§ **STATED TASK**
Without changing a character, return the entries, but not the images they hold.

Rows from a figure dataset
_ _ _ _ _

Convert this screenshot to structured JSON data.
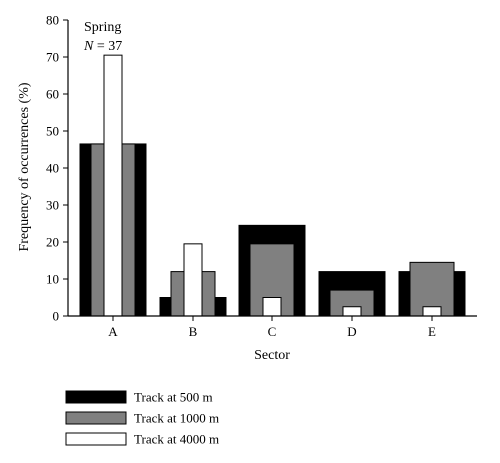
{
  "chart_data": {
    "type": "bar",
    "xlabel": "Sector",
    "ylabel": "Frequency of occurrences (%)",
    "ylim": [
      0,
      80
    ],
    "yticks": [
      0,
      10,
      20,
      30,
      40,
      50,
      60,
      70,
      80
    ],
    "categories": [
      "A",
      "B",
      "C",
      "D",
      "E"
    ],
    "series": [
      {
        "name": "Track at 500 m",
        "values": [
          46.5,
          5,
          24.5,
          12,
          12
        ],
        "color": "#000000"
      },
      {
        "name": "Track at 1000 m",
        "values": [
          46.5,
          12,
          19.5,
          7,
          14.5
        ],
        "color": "#808080"
      },
      {
        "name": "Track at 4000 m",
        "values": [
          70.5,
          19.5,
          5,
          2.5,
          2.5
        ],
        "color": "#ffffff"
      }
    ],
    "annotation": {
      "line1": "Spring",
      "n_symbol": "N",
      "n_text": " = 37"
    },
    "legend_position": "bottom-left",
    "grid": false
  }
}
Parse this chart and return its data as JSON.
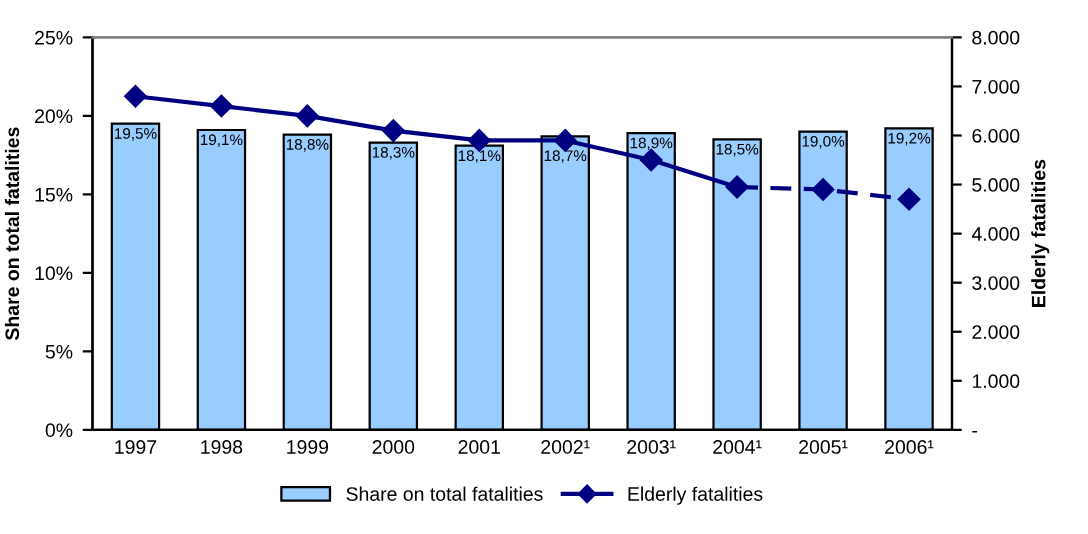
{
  "chart_data": {
    "type": "bar",
    "categories": [
      "1997",
      "1998",
      "1999",
      "2000",
      "2001",
      "2002¹",
      "2003¹",
      "2004¹",
      "2005¹",
      "2006¹"
    ],
    "ylabel": "Share on total fatalities",
    "y2label": "Elderly fatalities",
    "ylim": [
      0,
      25
    ],
    "yticks": [
      {
        "value": 0,
        "label": "0%"
      },
      {
        "value": 5,
        "label": "5%"
      },
      {
        "value": 10,
        "label": "10%"
      },
      {
        "value": 15,
        "label": "15%"
      },
      {
        "value": 20,
        "label": "20%"
      },
      {
        "value": 25,
        "label": "25%"
      }
    ],
    "y2lim": [
      0,
      8000
    ],
    "y2ticks": [
      {
        "value": 0,
        "label": "-"
      },
      {
        "value": 1000,
        "label": "1.000"
      },
      {
        "value": 2000,
        "label": "2.000"
      },
      {
        "value": 3000,
        "label": "3.000"
      },
      {
        "value": 4000,
        "label": "4.000"
      },
      {
        "value": 5000,
        "label": "5.000"
      },
      {
        "value": 6000,
        "label": "6.000"
      },
      {
        "value": 7000,
        "label": "7.000"
      },
      {
        "value": 8000,
        "label": "8.000"
      }
    ],
    "legend": "bottom",
    "grid": false,
    "series": [
      {
        "name": "Share on total fatalities",
        "color": "#99ccff",
        "values": [
          19.5,
          19.1,
          18.8,
          18.3,
          18.1,
          18.7,
          18.9,
          18.5,
          19.0,
          19.2
        ],
        "value_labels": [
          "19,5%",
          "19,1%",
          "18,8%",
          "18,3%",
          "18,1%",
          "18,7%",
          "18,9%",
          "18,5%",
          "19,0%",
          "19,2%"
        ]
      },
      {
        "name": "Elderly fatalities",
        "type": "line",
        "axis": "y2",
        "color": "#000080",
        "marker": "diamond",
        "line_style": "solid",
        "values": [
          6800,
          6600,
          6400,
          6100,
          5900,
          5900,
          5500,
          4950,
          null,
          null
        ]
      },
      {
        "type": "line",
        "axis": "y2",
        "color": "#000080",
        "marker": "diamond",
        "line_style": "dashed",
        "values": [
          null,
          null,
          null,
          null,
          null,
          null,
          null,
          4950,
          4900,
          4700
        ]
      }
    ]
  }
}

_ _ _ _ _

§ **OUTPUT FOR THIS EXERCISE**
Convert this screenshot to structured JSON data.
{
  "chart_data": {
    "type": "bar",
    "xlabel": "Sector",
    "ylabel": "Frequency of occurrences (%)",
    "ylim": [
      0,
      80
    ],
    "yticks": [
      0,
      10,
      20,
      30,
      40,
      50,
      60,
      70,
      80
    ],
    "categories": [
      "A",
      "B",
      "C",
      "D",
      "E"
    ],
    "series": [
      {
        "name": "Track at 500 m",
        "values": [
          46.5,
          5,
          24.5,
          12,
          12
        ],
        "color": "#000000"
      },
      {
        "name": "Track at 1000 m",
        "values": [
          46.5,
          12,
          19.5,
          7,
          14.5
        ],
        "color": "#808080"
      },
      {
        "name": "Track at 4000 m",
        "values": [
          70.5,
          19.5,
          5,
          2.5,
          2.5
        ],
        "color": "#ffffff"
      }
    ],
    "annotation": {
      "line1": "Spring",
      "n_symbol": "N",
      "n_text": " = 37"
    },
    "legend_position": "bottom-left",
    "grid": false
  }
}
Parse this chart and return its data as JSON.
{
  "chart_data": {
    "type": "bar",
    "categories": [
      "1997",
      "1998",
      "1999",
      "2000",
      "2001",
      "2002¹",
      "2003¹",
      "2004¹",
      "2005¹",
      "2006¹"
    ],
    "ylabel": "Share on total fatalities",
    "y2label": "Elderly fatalities",
    "ylim": [
      0,
      25
    ],
    "yticks": [
      {
        "value": 0,
        "label": "0%"
      },
      {
        "value": 5,
        "label": "5%"
      },
      {
        "value": 10,
        "label": "10%"
      },
      {
        "value": 15,
        "label": "15%"
      },
      {
        "value": 20,
        "label": "20%"
      },
      {
        "value": 25,
        "label": "25%"
      }
    ],
    "y2lim": [
      0,
      8000
    ],
    "y2ticks": [
      {
        "value": 0,
        "label": "-"
      },
      {
        "value": 1000,
        "label": "1.000"
      },
      {
        "value": 2000,
        "label": "2.000"
      },
      {
        "value": 3000,
        "label": "3.000"
      },
      {
        "value": 4000,
        "label": "4.000"
      },
      {
        "value": 5000,
        "label": "5.000"
      },
      {
        "value": 6000,
        "label": "6.000"
      },
      {
        "value": 7000,
        "label": "7.000"
      },
      {
        "value": 8000,
        "label": "8.000"
      }
    ],
    "legend": "bottom",
    "grid": false,
    "series": [
      {
        "name": "Share on total fatalities",
        "color": "#99ccff",
        "values": [
          19.5,
          19.1,
          18.8,
          18.3,
          18.1,
          18.7,
          18.9,
          18.5,
          19.0,
          19.2
        ],
        "value_labels": [
          "19,5%",
          "19,1%",
          "18,8%",
          "18,3%",
          "18,1%",
          "18,7%",
          "18,9%",
          "18,5%",
          "19,0%",
          "19,2%"
        ]
      },
      {
        "name": "Elderly fatalities",
        "type": "line",
        "axis": "y2",
        "color": "#000080",
        "marker": "diamond",
        "line_style": "solid",
        "values": [
          6800,
          6600,
          6400,
          6100,
          5900,
          5900,
          5500,
          4950,
          null,
          null
        ]
      },
      {
        "type": "line",
        "axis": "y2",
        "color": "#000080",
        "marker": "diamond",
        "line_style": "dashed",
        "values": [
          null,
          null,
          null,
          null,
          null,
          null,
          null,
          4950,
          4900,
          4700
        ]
      }
    ]
  }
}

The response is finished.